*Dataset entries:*
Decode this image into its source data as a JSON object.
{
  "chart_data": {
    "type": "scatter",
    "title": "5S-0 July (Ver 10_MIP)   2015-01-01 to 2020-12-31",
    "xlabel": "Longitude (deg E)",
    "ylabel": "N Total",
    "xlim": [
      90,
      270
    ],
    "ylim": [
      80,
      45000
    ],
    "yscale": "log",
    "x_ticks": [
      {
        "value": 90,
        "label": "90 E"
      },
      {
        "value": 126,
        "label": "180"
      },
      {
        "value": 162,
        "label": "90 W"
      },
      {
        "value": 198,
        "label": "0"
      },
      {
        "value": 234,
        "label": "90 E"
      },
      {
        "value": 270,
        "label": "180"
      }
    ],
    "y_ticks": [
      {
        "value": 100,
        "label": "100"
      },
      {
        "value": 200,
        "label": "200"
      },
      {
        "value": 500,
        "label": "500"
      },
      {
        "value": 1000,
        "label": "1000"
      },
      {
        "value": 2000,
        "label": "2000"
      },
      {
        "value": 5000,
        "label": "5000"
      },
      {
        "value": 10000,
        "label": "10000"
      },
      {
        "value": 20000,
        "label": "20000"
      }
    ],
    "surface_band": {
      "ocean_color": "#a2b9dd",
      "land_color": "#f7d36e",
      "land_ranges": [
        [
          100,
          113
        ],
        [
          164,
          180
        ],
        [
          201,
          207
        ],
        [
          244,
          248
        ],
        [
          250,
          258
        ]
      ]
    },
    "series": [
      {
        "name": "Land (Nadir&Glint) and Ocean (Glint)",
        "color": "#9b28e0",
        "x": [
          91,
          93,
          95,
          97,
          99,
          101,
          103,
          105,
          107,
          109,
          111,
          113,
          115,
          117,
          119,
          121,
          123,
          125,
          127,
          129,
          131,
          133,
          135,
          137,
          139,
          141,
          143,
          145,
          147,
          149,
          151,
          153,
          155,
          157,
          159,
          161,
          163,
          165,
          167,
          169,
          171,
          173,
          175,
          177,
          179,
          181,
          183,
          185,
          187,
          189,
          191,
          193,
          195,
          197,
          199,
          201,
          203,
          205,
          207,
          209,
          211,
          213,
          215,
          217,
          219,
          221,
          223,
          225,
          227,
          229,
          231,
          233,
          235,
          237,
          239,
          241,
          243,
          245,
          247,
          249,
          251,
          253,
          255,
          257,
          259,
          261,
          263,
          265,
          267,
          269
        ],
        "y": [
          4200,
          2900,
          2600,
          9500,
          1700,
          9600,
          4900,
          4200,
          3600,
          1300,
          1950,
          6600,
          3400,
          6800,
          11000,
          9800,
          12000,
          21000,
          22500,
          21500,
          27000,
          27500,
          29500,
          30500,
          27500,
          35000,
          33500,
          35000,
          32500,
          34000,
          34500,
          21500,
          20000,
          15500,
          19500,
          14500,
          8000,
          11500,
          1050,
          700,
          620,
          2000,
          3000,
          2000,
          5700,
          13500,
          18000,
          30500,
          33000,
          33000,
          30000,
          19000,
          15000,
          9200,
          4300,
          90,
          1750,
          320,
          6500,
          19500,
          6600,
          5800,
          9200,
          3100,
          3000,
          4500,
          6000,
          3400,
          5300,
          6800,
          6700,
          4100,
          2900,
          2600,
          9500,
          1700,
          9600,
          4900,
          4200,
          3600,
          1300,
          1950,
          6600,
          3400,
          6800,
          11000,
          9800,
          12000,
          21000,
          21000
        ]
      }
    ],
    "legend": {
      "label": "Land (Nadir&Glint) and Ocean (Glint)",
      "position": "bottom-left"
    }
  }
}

*EXERCISE AIM:* Word for word, restate all of the data shown above.

*SOLUTION:*
Decode this image into its source data as a JSON object.
{
  "chart_data": {
    "type": "scatter",
    "title": "5S-0 July (Ver 10_MIP)   2015-01-01 to 2020-12-31",
    "xlabel": "Longitude (deg E)",
    "ylabel": "N Total",
    "xlim": [
      90,
      270
    ],
    "ylim": [
      80,
      45000
    ],
    "yscale": "log",
    "x_ticks": [
      {
        "value": 90,
        "label": "90 E"
      },
      {
        "value": 126,
        "label": "180"
      },
      {
        "value": 162,
        "label": "90 W"
      },
      {
        "value": 198,
        "label": "0"
      },
      {
        "value": 234,
        "label": "90 E"
      },
      {
        "value": 270,
        "label": "180"
      }
    ],
    "y_ticks": [
      {
        "value": 100,
        "label": "100"
      },
      {
        "value": 200,
        "label": "200"
      },
      {
        "value": 500,
        "label": "500"
      },
      {
        "value": 1000,
        "label": "1000"
      },
      {
        "value": 2000,
        "label": "2000"
      },
      {
        "value": 5000,
        "label": "5000"
      },
      {
        "value": 10000,
        "label": "10000"
      },
      {
        "value": 20000,
        "label": "20000"
      }
    ],
    "surface_band": {
      "ocean_color": "#a2b9dd",
      "land_color": "#f7d36e",
      "land_ranges": [
        [
          100,
          113
        ],
        [
          164,
          180
        ],
        [
          201,
          207
        ],
        [
          244,
          248
        ],
        [
          250,
          258
        ]
      ]
    },
    "series": [
      {
        "name": "Land (Nadir&Glint) and Ocean (Glint)",
        "color": "#9b28e0",
        "x": [
          91,
          93,
          95,
          97,
          99,
          101,
          103,
          105,
          107,
          109,
          111,
          113,
          115,
          117,
          119,
          121,
          123,
          125,
          127,
          129,
          131,
          133,
          135,
          137,
          139,
          141,
          143,
          145,
          147,
          149,
          151,
          153,
          155,
          157,
          159,
          161,
          163,
          165,
          167,
          169,
          171,
          173,
          175,
          177,
          179,
          181,
          183,
          185,
          187,
          189,
          191,
          193,
          195,
          197,
          199,
          201,
          203,
          205,
          207,
          209,
          211,
          213,
          215,
          217,
          219,
          221,
          223,
          225,
          227,
          229,
          231,
          233,
          235,
          237,
          239,
          241,
          243,
          245,
          247,
          249,
          251,
          253,
          255,
          257,
          259,
          261,
          263,
          265,
          267,
          269
        ],
        "y": [
          4200,
          2900,
          2600,
          9500,
          1700,
          9600,
          4900,
          4200,
          3600,
          1300,
          1950,
          6600,
          3400,
          6800,
          11000,
          9800,
          12000,
          21000,
          22500,
          21500,
          27000,
          27500,
          29500,
          30500,
          27500,
          35000,
          33500,
          35000,
          32500,
          34000,
          34500,
          21500,
          20000,
          15500,
          19500,
          14500,
          8000,
          11500,
          1050,
          700,
          620,
          2000,
          3000,
          2000,
          5700,
          13500,
          18000,
          30500,
          33000,
          33000,
          30000,
          19000,
          15000,
          9200,
          4300,
          90,
          1750,
          320,
          6500,
          19500,
          6600,
          5800,
          9200,
          3100,
          3000,
          4500,
          6000,
          3400,
          5300,
          6800,
          6700,
          4100,
          2900,
          2600,
          9500,
          1700,
          9600,
          4900,
          4200,
          3600,
          1300,
          1950,
          6600,
          3400,
          6800,
          11000,
          9800,
          12000,
          21000,
          21000
        ]
      }
    ],
    "legend": {
      "label": "Land (Nadir&Glint) and Ocean (Glint)",
      "position": "bottom-left"
    }
  }
}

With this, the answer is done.